— Exercise details —
All entries below are to be set down again, identical to the source.

— Extracted records —

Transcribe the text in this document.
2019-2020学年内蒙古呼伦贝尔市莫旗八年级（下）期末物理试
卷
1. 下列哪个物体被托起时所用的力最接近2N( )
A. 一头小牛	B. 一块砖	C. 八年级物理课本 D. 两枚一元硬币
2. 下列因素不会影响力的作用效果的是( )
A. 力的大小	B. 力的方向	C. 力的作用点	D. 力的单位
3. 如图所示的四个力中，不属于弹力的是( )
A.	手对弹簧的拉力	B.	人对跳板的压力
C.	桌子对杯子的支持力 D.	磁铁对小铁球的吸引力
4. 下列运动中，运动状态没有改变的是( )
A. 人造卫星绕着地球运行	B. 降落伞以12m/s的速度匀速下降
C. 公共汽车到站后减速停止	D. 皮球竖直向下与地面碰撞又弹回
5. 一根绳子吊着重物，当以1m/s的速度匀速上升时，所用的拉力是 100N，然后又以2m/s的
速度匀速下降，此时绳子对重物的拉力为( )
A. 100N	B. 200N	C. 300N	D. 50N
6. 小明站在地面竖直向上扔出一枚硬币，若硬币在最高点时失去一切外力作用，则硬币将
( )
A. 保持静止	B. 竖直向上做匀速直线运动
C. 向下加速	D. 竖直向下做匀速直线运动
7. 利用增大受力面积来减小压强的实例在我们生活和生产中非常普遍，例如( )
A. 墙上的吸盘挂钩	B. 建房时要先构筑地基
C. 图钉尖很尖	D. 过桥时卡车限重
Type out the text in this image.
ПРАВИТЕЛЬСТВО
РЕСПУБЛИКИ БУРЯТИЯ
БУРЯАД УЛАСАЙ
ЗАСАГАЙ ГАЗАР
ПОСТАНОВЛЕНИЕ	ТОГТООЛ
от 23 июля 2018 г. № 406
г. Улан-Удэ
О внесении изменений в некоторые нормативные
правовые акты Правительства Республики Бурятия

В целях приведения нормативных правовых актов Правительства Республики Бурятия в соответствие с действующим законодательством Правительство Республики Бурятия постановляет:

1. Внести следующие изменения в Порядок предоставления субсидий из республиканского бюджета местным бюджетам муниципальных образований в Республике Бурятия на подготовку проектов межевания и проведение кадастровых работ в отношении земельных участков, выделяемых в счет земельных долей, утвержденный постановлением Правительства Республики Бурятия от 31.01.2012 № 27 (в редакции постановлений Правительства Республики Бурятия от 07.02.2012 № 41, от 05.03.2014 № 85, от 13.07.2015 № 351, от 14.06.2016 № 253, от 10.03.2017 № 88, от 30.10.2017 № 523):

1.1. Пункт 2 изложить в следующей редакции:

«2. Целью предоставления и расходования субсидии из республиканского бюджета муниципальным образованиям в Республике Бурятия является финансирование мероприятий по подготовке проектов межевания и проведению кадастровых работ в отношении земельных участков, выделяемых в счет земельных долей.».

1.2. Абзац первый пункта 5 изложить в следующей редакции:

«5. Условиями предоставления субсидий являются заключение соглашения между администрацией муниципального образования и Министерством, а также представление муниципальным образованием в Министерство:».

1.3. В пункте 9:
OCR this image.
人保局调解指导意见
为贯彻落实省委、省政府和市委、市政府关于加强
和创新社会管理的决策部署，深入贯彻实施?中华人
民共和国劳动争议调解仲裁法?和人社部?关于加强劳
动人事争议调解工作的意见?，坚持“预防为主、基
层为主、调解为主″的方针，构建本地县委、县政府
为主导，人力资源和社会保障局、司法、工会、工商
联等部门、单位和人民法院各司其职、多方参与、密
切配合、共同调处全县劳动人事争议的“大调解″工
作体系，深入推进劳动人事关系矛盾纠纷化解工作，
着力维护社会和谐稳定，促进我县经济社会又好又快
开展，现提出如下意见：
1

— Output of the exercise —
Transcribe the text in this document.
2019-2020学年内蒙古呼伦贝尔市莫旗八年级（下）期末物理试
卷
1. 下列哪个物体被托起时所用的力最接近2N( )
A. 一头小牛	B. 一块砖	C. 八年级物理课本 D. 两枚一元硬币
2. 下列因素不会影响力的作用效果的是( )
A. 力的大小	B. 力的方向	C. 力的作用点	D. 力的单位
3. 如图所示的四个力中，不属于弹力的是( )
A.	手对弹簧的拉力	B.	人对跳板的压力
C.	桌子对杯子的支持力 D.	磁铁对小铁球的吸引力
4. 下列运动中，运动状态没有改变的是( )
A. 人造卫星绕着地球运行	B. 降落伞以12m/s的速度匀速下降
C. 公共汽车到站后减速停止	D. 皮球竖直向下与地面碰撞又弹回
5. 一根绳子吊着重物，当以1m/s的速度匀速上升时，所用的拉力是 100N，然后又以2m/s的
速度匀速下降，此时绳子对重物的拉力为( )
A. 100N	B. 200N	C. 300N	D. 50N
6. 小明站在地面竖直向上扔出一枚硬币，若硬币在最高点时失去一切外力作用，则硬币将
( )
A. 保持静止	B. 竖直向上做匀速直线运动
C. 向下加速	D. 竖直向下做匀速直线运动
7. 利用增大受力面积来减小压强的实例在我们生活和生产中非常普遍，例如( )
A. 墙上的吸盘挂钩	B. 建房时要先构筑地基
C. 图钉尖很尖	D. 过桥时卡车限重
Type out the text in this image.
ПРАВИТЕЛЬСТВО
РЕСПУБЛИКИ БУРЯТИЯ
БУРЯАД УЛАСАЙ
ЗАСАГАЙ ГАЗАР
ПОСТАНОВЛЕНИЕ	ТОГТООЛ
от 23 июля 2018 г. № 406
г. Улан-Удэ
О внесении изменений в некоторые нормативные
правовые акты Правительства Республики Бурятия

В целях приведения нормативных правовых актов Правительства Республики Бурятия в соответствие с действующим законодательством Правительство Республики Бурятия постановляет:

1. Внести следующие изменения в Порядок предоставления субсидий из республиканского бюджета местным бюджетам муниципальных образований в Республике Бурятия на подготовку проектов межевания и проведение кадастровых работ в отношении земельных участков, выделяемых в счет земельных долей, утвержденный постановлением Правительства Республики Бурятия от 31.01.2012 № 27 (в редакции постановлений Правительства Республики Бурятия от 07.02.2012 № 41, от 05.03.2014 № 85, от 13.07.2015 № 351, от 14.06.2016 № 253, от 10.03.2017 № 88, от 30.10.2017 № 523):

1.1. Пункт 2 изложить в следующей редакции:

«2. Целью предоставления и расходования субсидии из республиканского бюджета муниципальным образованиям в Республике Бурятия является финансирование мероприятий по подготовке проектов межевания и проведению кадастровых работ в отношении земельных участков, выделяемых в счет земельных долей.».

1.2. Абзац первый пункта 5 изложить в следующей редакции:

«5. Условиями предоставления субсидий являются заключение соглашения между администрацией муниципального образования и Министерством, а также представление муниципальным образованием в Министерство:».

1.3. В пункте 9:
OCR this image.
人保局调解指导意见
为贯彻落实省委、省政府和市委、市政府关于加强
和创新社会管理的决策部署，深入贯彻实施?中华人
民共和国劳动争议调解仲裁法?和人社部?关于加强劳
动人事争议调解工作的意见?，坚持“预防为主、基
层为主、调解为主″的方针，构建本地县委、县政府
为主导，人力资源和社会保障局、司法、工会、工商
联等部门、单位和人民法院各司其职、多方参与、密
切配合、共同调处全县劳动人事争议的“大调解″工
作体系，深入推进劳动人事关系矛盾纠纷化解工作，
着力维护社会和谐稳定，促进我县经济社会又好又快
开展，现提出如下意见：
1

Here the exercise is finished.